■ **Instructions for the task**: Each record must be retyped in full. No character may differ.

(Data records)
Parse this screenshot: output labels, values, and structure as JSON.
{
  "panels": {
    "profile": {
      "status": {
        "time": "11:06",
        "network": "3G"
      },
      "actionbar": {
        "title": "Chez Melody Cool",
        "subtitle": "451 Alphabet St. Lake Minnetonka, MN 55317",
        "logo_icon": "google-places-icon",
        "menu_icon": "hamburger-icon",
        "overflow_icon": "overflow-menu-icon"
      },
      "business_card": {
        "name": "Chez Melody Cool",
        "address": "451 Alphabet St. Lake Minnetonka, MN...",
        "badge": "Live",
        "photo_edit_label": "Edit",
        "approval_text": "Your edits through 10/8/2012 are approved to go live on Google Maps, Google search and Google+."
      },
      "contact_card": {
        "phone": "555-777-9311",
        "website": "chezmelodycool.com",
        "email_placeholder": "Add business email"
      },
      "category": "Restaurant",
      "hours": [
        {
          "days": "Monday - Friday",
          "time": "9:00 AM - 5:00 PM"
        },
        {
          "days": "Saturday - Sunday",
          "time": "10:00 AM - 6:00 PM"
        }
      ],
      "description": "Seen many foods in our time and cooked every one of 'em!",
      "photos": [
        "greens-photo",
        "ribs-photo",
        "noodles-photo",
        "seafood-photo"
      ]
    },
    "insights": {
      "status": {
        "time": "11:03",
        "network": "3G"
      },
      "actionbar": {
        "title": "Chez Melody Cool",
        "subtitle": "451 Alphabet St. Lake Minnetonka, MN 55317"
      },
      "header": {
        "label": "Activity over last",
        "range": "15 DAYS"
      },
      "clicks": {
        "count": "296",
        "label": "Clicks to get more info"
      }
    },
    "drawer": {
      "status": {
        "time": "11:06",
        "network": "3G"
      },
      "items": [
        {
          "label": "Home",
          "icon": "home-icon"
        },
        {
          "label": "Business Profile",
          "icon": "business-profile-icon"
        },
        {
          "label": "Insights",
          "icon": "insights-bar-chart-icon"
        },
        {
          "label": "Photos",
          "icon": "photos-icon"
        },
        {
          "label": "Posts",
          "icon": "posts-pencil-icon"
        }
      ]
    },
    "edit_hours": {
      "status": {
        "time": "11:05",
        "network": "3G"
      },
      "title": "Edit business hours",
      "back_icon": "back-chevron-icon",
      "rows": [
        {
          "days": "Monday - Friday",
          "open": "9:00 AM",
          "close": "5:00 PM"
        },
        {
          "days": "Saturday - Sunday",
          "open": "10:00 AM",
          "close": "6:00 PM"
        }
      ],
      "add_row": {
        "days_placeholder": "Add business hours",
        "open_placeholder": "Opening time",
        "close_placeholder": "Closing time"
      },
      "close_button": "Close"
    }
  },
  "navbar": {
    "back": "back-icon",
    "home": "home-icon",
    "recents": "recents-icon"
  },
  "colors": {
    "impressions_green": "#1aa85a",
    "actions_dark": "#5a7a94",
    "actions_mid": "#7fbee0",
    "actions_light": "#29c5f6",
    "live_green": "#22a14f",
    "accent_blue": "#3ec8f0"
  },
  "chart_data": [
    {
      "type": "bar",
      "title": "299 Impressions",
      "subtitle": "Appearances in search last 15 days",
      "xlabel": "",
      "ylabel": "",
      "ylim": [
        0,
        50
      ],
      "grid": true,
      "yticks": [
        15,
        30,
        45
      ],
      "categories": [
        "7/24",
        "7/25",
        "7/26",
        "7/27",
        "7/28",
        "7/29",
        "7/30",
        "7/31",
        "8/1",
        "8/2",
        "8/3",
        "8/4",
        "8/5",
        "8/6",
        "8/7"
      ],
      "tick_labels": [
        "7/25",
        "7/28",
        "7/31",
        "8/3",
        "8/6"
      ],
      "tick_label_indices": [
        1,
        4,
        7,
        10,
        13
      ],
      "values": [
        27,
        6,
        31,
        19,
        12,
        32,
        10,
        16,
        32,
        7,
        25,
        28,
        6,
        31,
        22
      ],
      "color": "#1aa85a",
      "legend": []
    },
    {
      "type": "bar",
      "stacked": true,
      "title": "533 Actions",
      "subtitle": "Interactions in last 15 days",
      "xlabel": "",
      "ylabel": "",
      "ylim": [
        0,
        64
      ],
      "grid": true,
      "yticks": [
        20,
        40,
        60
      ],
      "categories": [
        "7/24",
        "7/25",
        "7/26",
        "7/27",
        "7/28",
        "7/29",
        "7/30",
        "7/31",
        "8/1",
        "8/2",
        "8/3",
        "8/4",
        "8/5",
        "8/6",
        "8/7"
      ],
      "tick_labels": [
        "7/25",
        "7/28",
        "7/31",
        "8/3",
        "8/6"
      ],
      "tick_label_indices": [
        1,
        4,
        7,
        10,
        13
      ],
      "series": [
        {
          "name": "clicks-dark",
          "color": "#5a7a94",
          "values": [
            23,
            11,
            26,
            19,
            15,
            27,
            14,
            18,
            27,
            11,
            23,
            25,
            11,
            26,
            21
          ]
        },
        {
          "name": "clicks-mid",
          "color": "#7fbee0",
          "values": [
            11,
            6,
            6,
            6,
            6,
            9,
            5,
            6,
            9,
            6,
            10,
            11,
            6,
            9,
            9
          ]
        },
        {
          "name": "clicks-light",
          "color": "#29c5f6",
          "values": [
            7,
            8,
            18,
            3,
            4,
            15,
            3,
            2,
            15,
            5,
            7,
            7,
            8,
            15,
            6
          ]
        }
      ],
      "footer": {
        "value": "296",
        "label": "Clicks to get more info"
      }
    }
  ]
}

■ **Correct response**:
Parse this screenshot: output labels, values, and structure as JSON.
{
  "panels": {
    "profile": {
      "status": {
        "time": "11:06",
        "network": "3G"
      },
      "actionbar": {
        "title": "Chez Melody Cool",
        "subtitle": "451 Alphabet St. Lake Minnetonka, MN 55317",
        "logo_icon": "google-places-icon",
        "menu_icon": "hamburger-icon",
        "overflow_icon": "overflow-menu-icon"
      },
      "business_card": {
        "name": "Chez Melody Cool",
        "address": "451 Alphabet St. Lake Minnetonka, MN...",
        "badge": "Live",
        "photo_edit_label": "Edit",
        "approval_text": "Your edits through 10/8/2012 are approved to go live on Google Maps, Google search and Google+."
      },
      "contact_card": {
        "phone": "555-777-9311",
        "website": "chezmelodycool.com",
        "email_placeholder": "Add business email"
      },
      "category": "Restaurant",
      "hours": [
        {
          "days": "Monday - Friday",
          "time": "9:00 AM - 5:00 PM"
        },
        {
          "days": "Saturday - Sunday",
          "time": "10:00 AM - 6:00 PM"
        }
      ],
      "description": "Seen many foods in our time and cooked every one of 'em!",
      "photos": [
        "greens-photo",
        "ribs-photo",
        "noodles-photo",
        "seafood-photo"
      ]
    },
    "insights": {
      "status": {
        "time": "11:03",
        "network": "3G"
      },
      "actionbar": {
        "title": "Chez Melody Cool",
        "subtitle": "451 Alphabet St. Lake Minnetonka, MN 55317"
      },
      "header": {
        "label": "Activity over last",
        "range": "15 DAYS"
      },
      "clicks": {
        "count": "296",
        "label": "Clicks to get more info"
      }
    },
    "drawer": {
      "status": {
        "time": "11:06",
        "network": "3G"
      },
      "items": [
        {
          "label": "Home",
          "icon": "home-icon"
        },
        {
          "label": "Business Profile",
          "icon": "business-profile-icon"
        },
        {
          "label": "Insights",
          "icon": "insights-bar-chart-icon"
        },
        {
          "label": "Photos",
          "icon": "photos-icon"
        },
        {
          "label": "Posts",
          "icon": "posts-pencil-icon"
        }
      ]
    },
    "edit_hours": {
      "status": {
        "time": "11:05",
        "network": "3G"
      },
      "title": "Edit business hours",
      "back_icon": "back-chevron-icon",
      "rows": [
        {
          "days": "Monday - Friday",
          "open": "9:00 AM",
          "close": "5:00 PM"
        },
        {
          "days": "Saturday - Sunday",
          "open": "10:00 AM",
          "close": "6:00 PM"
        }
      ],
      "add_row": {
        "days_placeholder": "Add business hours",
        "open_placeholder": "Opening time",
        "close_placeholder": "Closing time"
      },
      "close_button": "Close"
    }
  },
  "navbar": {
    "back": "back-icon",
    "home": "home-icon",
    "recents": "recents-icon"
  },
  "colors": {
    "impressions_green": "#1aa85a",
    "actions_dark": "#5a7a94",
    "actions_mid": "#7fbee0",
    "actions_light": "#29c5f6",
    "live_green": "#22a14f",
    "accent_blue": "#3ec8f0"
  },
  "chart_data": [
    {
      "type": "bar",
      "title": "299 Impressions",
      "subtitle": "Appearances in search last 15 days",
      "xlabel": "",
      "ylabel": "",
      "ylim": [
        0,
        50
      ],
      "grid": true,
      "yticks": [
        15,
        30,
        45
      ],
      "categories": [
        "7/24",
        "7/25",
        "7/26",
        "7/27",
        "7/28",
        "7/29",
        "7/30",
        "7/31",
        "8/1",
        "8/2",
        "8/3",
        "8/4",
        "8/5",
        "8/6",
        "8/7"
      ],
      "tick_labels": [
        "7/25",
        "7/28",
        "7/31",
        "8/3",
        "8/6"
      ],
      "tick_label_indices": [
        1,
        4,
        7,
        10,
        13
      ],
      "values": [
        27,
        6,
        31,
        19,
        12,
        32,
        10,
        16,
        32,
        7,
        25,
        28,
        6,
        31,
        22
      ],
      "color": "#1aa85a",
      "legend": []
    },
    {
      "type": "bar",
      "stacked": true,
      "title": "533 Actions",
      "subtitle": "Interactions in last 15 days",
      "xlabel": "",
      "ylabel": "",
      "ylim": [
        0,
        64
      ],
      "grid": true,
      "yticks": [
        20,
        40,
        60
      ],
      "categories": [
        "7/24",
        "7/25",
        "7/26",
        "7/27",
        "7/28",
        "7/29",
        "7/30",
        "7/31",
        "8/1",
        "8/2",
        "8/3",
        "8/4",
        "8/5",
        "8/6",
        "8/7"
      ],
      "tick_labels": [
        "7/25",
        "7/28",
        "7/31",
        "8/3",
        "8/6"
      ],
      "tick_label_indices": [
        1,
        4,
        7,
        10,
        13
      ],
      "series": [
        {
          "name": "clicks-dark",
          "color": "#5a7a94",
          "values": [
            23,
            11,
            26,
            19,
            15,
            27,
            14,
            18,
            27,
            11,
            23,
            25,
            11,
            26,
            21
          ]
        },
        {
          "name": "clicks-mid",
          "color": "#7fbee0",
          "values": [
            11,
            6,
            6,
            6,
            6,
            9,
            5,
            6,
            9,
            6,
            10,
            11,
            6,
            9,
            9
          ]
        },
        {
          "name": "clicks-light",
          "color": "#29c5f6",
          "values": [
            7,
            8,
            18,
            3,
            4,
            15,
            3,
            2,
            15,
            5,
            7,
            7,
            8,
            15,
            6
          ]
        }
      ],
      "footer": {
        "value": "296",
        "label": "Clicks to get more info"
      }
    }
  ]
}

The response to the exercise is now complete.